Listed entries:

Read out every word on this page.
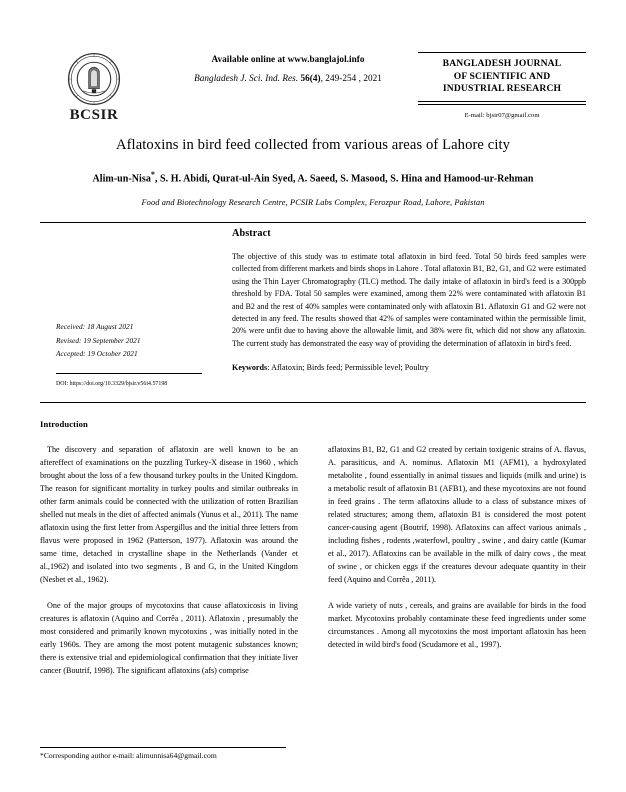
BCSIR
Available online at www.banglajol.info
Bangladesh J. Sci. Ind. Res. 56(4), 249-254 , 2021
BANGLADESH JOURNAL
OF SCIENTIFIC AND
INDUSTRIAL RESEARCH
E-mail: bjsir07@gmail.com
Aflatoxins in bird feed collected from various areas of Lahore city
Alim-un-Nisa*, S. H. Abidi, Qurat-ul-Ain Syed, A. Saeed, S. Masood, S. Hina and Hamood-ur-Rehman
Food and Biotechnology Research Centre, PCSIR Labs Complex, Ferozpur Road, Lahore, Pakistan
Received: 18 August 2021
Revised: 19 September 2021
Accepted: 19 October 2021
DOI: https://doi.org/10.3329/bjsir.v56i4.57198
Abstract
The objective of this study was to estimate total aflatoxin in bird feed. Total 50 birds feed samples were collected from different markets and birds shops in Lahore . Total aflatoxin B1, B2, G1, and G2 were estimated using the Thin Layer Chromatography (TLC) method. The daily intake of aflatoxin in bird's feed is a 300ppb threshold by FDA. Total 50 samples were examined, among them 22% were contaminated with aflatoxin B1 and B2 and the rest of 40% samples were contaminated only with aflatoxin B1. Aflatoxin G1 and G2 were not detected in any feed. The results showed that 42% of samples were contaminated within the permissible limit, 20% were unfit due to having above the allowable limit, and 38% were fit, which did not show any aflatoxin. The current study has demonstrated the easy way of providing the determination of aflatoxin in bird's feed.
Keywords: Aflatoxin; Birds feed; Permissible level; Poultry
Introduction

The discovery and separation of aflatoxin are well known to be an aftereffect of examinations on the puzzling Turkey-X disease in 1960 , which brought about the loss of a few thousand turkey poults in the United Kingdom. The reason for significant mortality in turkey poults and similar outbreaks in other farm animals could be connected with the utilization of rotten Brazilian shelled nut meals in the diet of affected animals (Yunus et al., 2011). The name aflatoxin using the first letter from Aspergillus and the initial three letters from flavus were proposed in 1962 (Patterson, 1977). Aflatoxin was around the same time, detached in crystalline shape in the Netherlands (Vander et al.,1962) and isolated into two segments , B and G, in the United Kingdom (Nesbet et al., 1962).

One of the major groups of mycotoxins that cause aflatoxicosis in living creatures is aflatoxin (Aquino and Corrêa , 2011). Aflatoxin , presumably the most considered and primarily known mycotoxins , was initially noted in the early 1960s. They are among the most potent mutagenic substances known; there is extensive trial and epidemiological confirmation that they initiate liver cancer (Boutrif, 1998). The significant aflatoxins (afs) comprise

aflatoxins B1, B2, G1 and G2 created by certain toxigenic strains of A. flavus, A. parasiticus, and A. nominus. Aflatoxin M1 (AFM1), a hydroxylated metabolite , found essentially in animal tissues and liquids (milk and urine) is a metabolic result of aflatoxin B1 (AFB1), and these mycotoxins are not found in feed grains . The term aflatoxins allude to a class of substance mixes of related structures; among them, aflatoxin B1 is considered the most potent cancer-causing agent (Boutrif, 1998). Aflatoxins can affect various animals , including fishes , rodents ,waterfowl, poultry , swine , and dairy cattle (Kumar et al., 2017). Aflatoxins can be available in the milk of dairy cows , the meat of swine , or chicken eggs if the creatures devour adequate quantity in their feed (Aquino and Corrêa , 2011).

A wide variety of nuts , cereals, and grains are available for birds in the food market. Mycotoxins probably contaminate these feed ingredients under some circumstances . Among all mycotoxins the most important aflatoxin has been detected in wild bird's food (Scudamore et al., 1997).

*Corresponding author e-mail: alimunnisa64@gmail.com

Activity:
With the images left out, output all the entries above exactly.

Response to this exercise:
Read out every word on this page.
BCSIR
Available online at www.banglajol.info
Bangladesh J. Sci. Ind. Res. 56(4), 249-254 , 2021
BANGLADESH JOURNAL
OF SCIENTIFIC AND
INDUSTRIAL RESEARCH
E-mail: bjsir07@gmail.com
Aflatoxins in bird feed collected from various areas of Lahore city
Alim-un-Nisa*, S. H. Abidi, Qurat-ul-Ain Syed, A. Saeed, S. Masood, S. Hina and Hamood-ur-Rehman
Food and Biotechnology Research Centre, PCSIR Labs Complex, Ferozpur Road, Lahore, Pakistan
Received: 18 August 2021
Revised: 19 September 2021
Accepted: 19 October 2021
DOI: https://doi.org/10.3329/bjsir.v56i4.57198
Abstract
The objective of this study was to estimate total aflatoxin in bird feed. Total 50 birds feed samples were collected from different markets and birds shops in Lahore . Total aflatoxin B1, B2, G1, and G2 were estimated using the Thin Layer Chromatography (TLC) method. The daily intake of aflatoxin in bird's feed is a 300ppb threshold by FDA. Total 50 samples were examined, among them 22% were contaminated with aflatoxin B1 and B2 and the rest of 40% samples were contaminated only with aflatoxin B1. Aflatoxin G1 and G2 were not detected in any feed. The results showed that 42% of samples were contaminated within the permissible limit, 20% were unfit due to having above the allowable limit, and 38% were fit, which did not show any aflatoxin. The current study has demonstrated the easy way of providing the determination of aflatoxin in bird's feed.
Keywords: Aflatoxin; Birds feed; Permissible level; Poultry
Introduction

The discovery and separation of aflatoxin are well known to be an aftereffect of examinations on the puzzling Turkey-X disease in 1960 , which brought about the loss of a few thousand turkey poults in the United Kingdom. The reason for significant mortality in turkey poults and similar outbreaks in other farm animals could be connected with the utilization of rotten Brazilian shelled nut meals in the diet of affected animals (Yunus et al., 2011). The name aflatoxin using the first letter from Aspergillus and the initial three letters from flavus were proposed in 1962 (Patterson, 1977). Aflatoxin was around the same time, detached in crystalline shape in the Netherlands (Vander et al.,1962) and isolated into two segments , B and G, in the United Kingdom (Nesbet et al., 1962).

One of the major groups of mycotoxins that cause aflatoxicosis in living creatures is aflatoxin (Aquino and Corrêa , 2011). Aflatoxin , presumably the most considered and primarily known mycotoxins , was initially noted in the early 1960s. They are among the most potent mutagenic substances known; there is extensive trial and epidemiological confirmation that they initiate liver cancer (Boutrif, 1998). The significant aflatoxins (afs) comprise

aflatoxins B1, B2, G1 and G2 created by certain toxigenic strains of A. flavus, A. parasiticus, and A. nominus. Aflatoxin M1 (AFM1), a hydroxylated metabolite , found essentially in animal tissues and liquids (milk and urine) is a metabolic result of aflatoxin B1 (AFB1), and these mycotoxins are not found in feed grains . The term aflatoxins allude to a class of substance mixes of related structures; among them, aflatoxin B1 is considered the most potent cancer-causing agent (Boutrif, 1998). Aflatoxins can affect various animals , including fishes , rodents ,waterfowl, poultry , swine , and dairy cattle (Kumar et al., 2017). Aflatoxins can be available in the milk of dairy cows , the meat of swine , or chicken eggs if the creatures devour adequate quantity in their feed (Aquino and Corrêa , 2011).

A wide variety of nuts , cereals, and grains are available for birds in the food market. Mycotoxins probably contaminate these feed ingredients under some circumstances . Among all mycotoxins the most important aflatoxin has been detected in wild bird's food (Scudamore et al., 1997).

*Corresponding author e-mail: alimunnisa64@gmail.com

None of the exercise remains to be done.